— begin —

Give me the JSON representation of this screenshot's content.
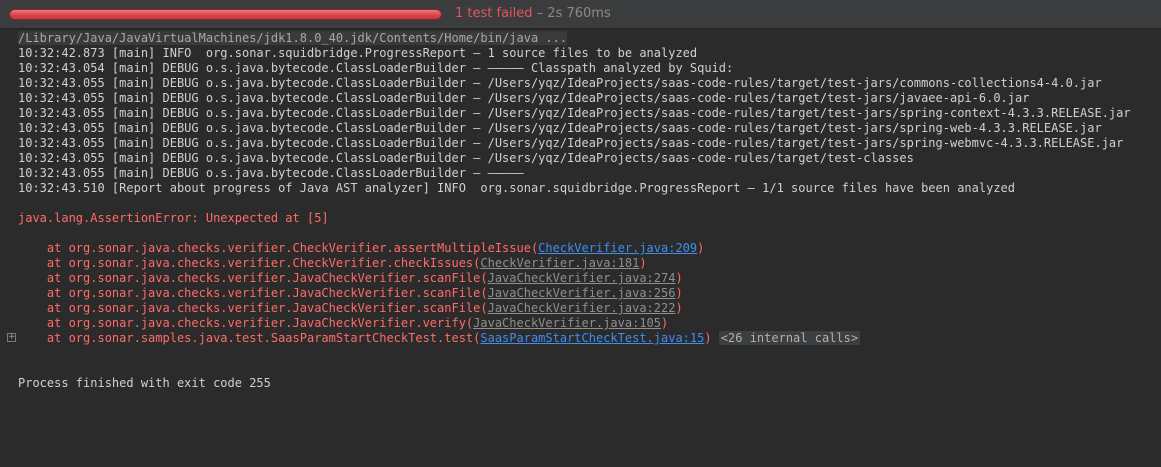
{
  "header": {
    "progress_fraction": 1.0,
    "status_failed": "1 test failed",
    "status_separator": " – ",
    "status_time": "2s 760ms",
    "colors": {
      "failed": "#e5555b",
      "muted": "#8a8a8a"
    }
  },
  "console": {
    "command": "/Library/Java/JavaVirtualMachines/jdk1.8.0_40.jdk/Contents/Home/bin/java ...",
    "log_lines": [
      "10:32:42.873 [main] INFO  org.sonar.squidbridge.ProgressReport – 1 source files to be analyzed",
      "10:32:43.054 [main] DEBUG o.s.java.bytecode.ClassLoaderBuilder – ––––– Classpath analyzed by Squid:",
      "10:32:43.055 [main] DEBUG o.s.java.bytecode.ClassLoaderBuilder – /Users/yqz/IdeaProjects/saas-code-rules/target/test-jars/commons-collections4-4.0.jar",
      "10:32:43.055 [main] DEBUG o.s.java.bytecode.ClassLoaderBuilder – /Users/yqz/IdeaProjects/saas-code-rules/target/test-jars/javaee-api-6.0.jar",
      "10:32:43.055 [main] DEBUG o.s.java.bytecode.ClassLoaderBuilder – /Users/yqz/IdeaProjects/saas-code-rules/target/test-jars/spring-context-4.3.3.RELEASE.jar",
      "10:32:43.055 [main] DEBUG o.s.java.bytecode.ClassLoaderBuilder – /Users/yqz/IdeaProjects/saas-code-rules/target/test-jars/spring-web-4.3.3.RELEASE.jar",
      "10:32:43.055 [main] DEBUG o.s.java.bytecode.ClassLoaderBuilder – /Users/yqz/IdeaProjects/saas-code-rules/target/test-jars/spring-webmvc-4.3.3.RELEASE.jar",
      "10:32:43.055 [main] DEBUG o.s.java.bytecode.ClassLoaderBuilder – /Users/yqz/IdeaProjects/saas-code-rules/target/test-classes",
      "10:32:43.055 [main] DEBUG o.s.java.bytecode.ClassLoaderBuilder – –––––",
      "10:32:43.510 [Report about progress of Java AST analyzer] INFO  org.sonar.squidbridge.ProgressReport – 1/1 source files have been analyzed"
    ],
    "error_line": "java.lang.AssertionError: Unexpected at [5]",
    "stack": [
      {
        "prefix": "    at org.sonar.java.checks.verifier.CheckVerifier.assertMultipleIssue(",
        "link": "CheckVerifier.java:209",
        "link_style": "blue",
        "suffix": ")"
      },
      {
        "prefix": "    at org.sonar.java.checks.verifier.CheckVerifier.checkIssues(",
        "link": "CheckVerifier.java:181",
        "link_style": "gray",
        "suffix": ")"
      },
      {
        "prefix": "    at org.sonar.java.checks.verifier.JavaCheckVerifier.scanFile(",
        "link": "JavaCheckVerifier.java:274",
        "link_style": "gray",
        "suffix": ")"
      },
      {
        "prefix": "    at org.sonar.java.checks.verifier.JavaCheckVerifier.scanFile(",
        "link": "JavaCheckVerifier.java:256",
        "link_style": "gray",
        "suffix": ")"
      },
      {
        "prefix": "    at org.sonar.java.checks.verifier.JavaCheckVerifier.scanFile(",
        "link": "JavaCheckVerifier.java:222",
        "link_style": "gray",
        "suffix": ")"
      },
      {
        "prefix": "    at org.sonar.java.checks.verifier.JavaCheckVerifier.verify(",
        "link": "JavaCheckVerifier.java:105",
        "link_style": "gray",
        "suffix": ")"
      },
      {
        "prefix": "    at org.sonar.samples.java.test.SaasParamStartCheckTest.test(",
        "link": "SaasParamStartCheckTest.java:15",
        "link_style": "blue",
        "suffix": ")",
        "internal": "<26 internal calls>"
      }
    ],
    "exit_line": "Process finished with exit code 255"
  }
}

— end —

SET EXERCISE: All of the lines above should be retyped precisely, apart from the pictures.

EXERCISE SOLUTION:
Give me the JSON representation of this screenshot's content.
{
  "header": {
    "progress_fraction": 1.0,
    "status_failed": "1 test failed",
    "status_separator": " – ",
    "status_time": "2s 760ms",
    "colors": {
      "failed": "#e5555b",
      "muted": "#8a8a8a"
    }
  },
  "console": {
    "command": "/Library/Java/JavaVirtualMachines/jdk1.8.0_40.jdk/Contents/Home/bin/java ...",
    "log_lines": [
      "10:32:42.873 [main] INFO  org.sonar.squidbridge.ProgressReport – 1 source files to be analyzed",
      "10:32:43.054 [main] DEBUG o.s.java.bytecode.ClassLoaderBuilder – ––––– Classpath analyzed by Squid:",
      "10:32:43.055 [main] DEBUG o.s.java.bytecode.ClassLoaderBuilder – /Users/yqz/IdeaProjects/saas-code-rules/target/test-jars/commons-collections4-4.0.jar",
      "10:32:43.055 [main] DEBUG o.s.java.bytecode.ClassLoaderBuilder – /Users/yqz/IdeaProjects/saas-code-rules/target/test-jars/javaee-api-6.0.jar",
      "10:32:43.055 [main] DEBUG o.s.java.bytecode.ClassLoaderBuilder – /Users/yqz/IdeaProjects/saas-code-rules/target/test-jars/spring-context-4.3.3.RELEASE.jar",
      "10:32:43.055 [main] DEBUG o.s.java.bytecode.ClassLoaderBuilder – /Users/yqz/IdeaProjects/saas-code-rules/target/test-jars/spring-web-4.3.3.RELEASE.jar",
      "10:32:43.055 [main] DEBUG o.s.java.bytecode.ClassLoaderBuilder – /Users/yqz/IdeaProjects/saas-code-rules/target/test-jars/spring-webmvc-4.3.3.RELEASE.jar",
      "10:32:43.055 [main] DEBUG o.s.java.bytecode.ClassLoaderBuilder – /Users/yqz/IdeaProjects/saas-code-rules/target/test-classes",
      "10:32:43.055 [main] DEBUG o.s.java.bytecode.ClassLoaderBuilder – –––––",
      "10:32:43.510 [Report about progress of Java AST analyzer] INFO  org.sonar.squidbridge.ProgressReport – 1/1 source files have been analyzed"
    ],
    "error_line": "java.lang.AssertionError: Unexpected at [5]",
    "stack": [
      {
        "prefix": "    at org.sonar.java.checks.verifier.CheckVerifier.assertMultipleIssue(",
        "link": "CheckVerifier.java:209",
        "link_style": "blue",
        "suffix": ")"
      },
      {
        "prefix": "    at org.sonar.java.checks.verifier.CheckVerifier.checkIssues(",
        "link": "CheckVerifier.java:181",
        "link_style": "gray",
        "suffix": ")"
      },
      {
        "prefix": "    at org.sonar.java.checks.verifier.JavaCheckVerifier.scanFile(",
        "link": "JavaCheckVerifier.java:274",
        "link_style": "gray",
        "suffix": ")"
      },
      {
        "prefix": "    at org.sonar.java.checks.verifier.JavaCheckVerifier.scanFile(",
        "link": "JavaCheckVerifier.java:256",
        "link_style": "gray",
        "suffix": ")"
      },
      {
        "prefix": "    at org.sonar.java.checks.verifier.JavaCheckVerifier.scanFile(",
        "link": "JavaCheckVerifier.java:222",
        "link_style": "gray",
        "suffix": ")"
      },
      {
        "prefix": "    at org.sonar.java.checks.verifier.JavaCheckVerifier.verify(",
        "link": "JavaCheckVerifier.java:105",
        "link_style": "gray",
        "suffix": ")"
      },
      {
        "prefix": "    at org.sonar.samples.java.test.SaasParamStartCheckTest.test(",
        "link": "SaasParamStartCheckTest.java:15",
        "link_style": "blue",
        "suffix": ")",
        "internal": "<26 internal calls>"
      }
    ],
    "exit_line": "Process finished with exit code 255"
  }
}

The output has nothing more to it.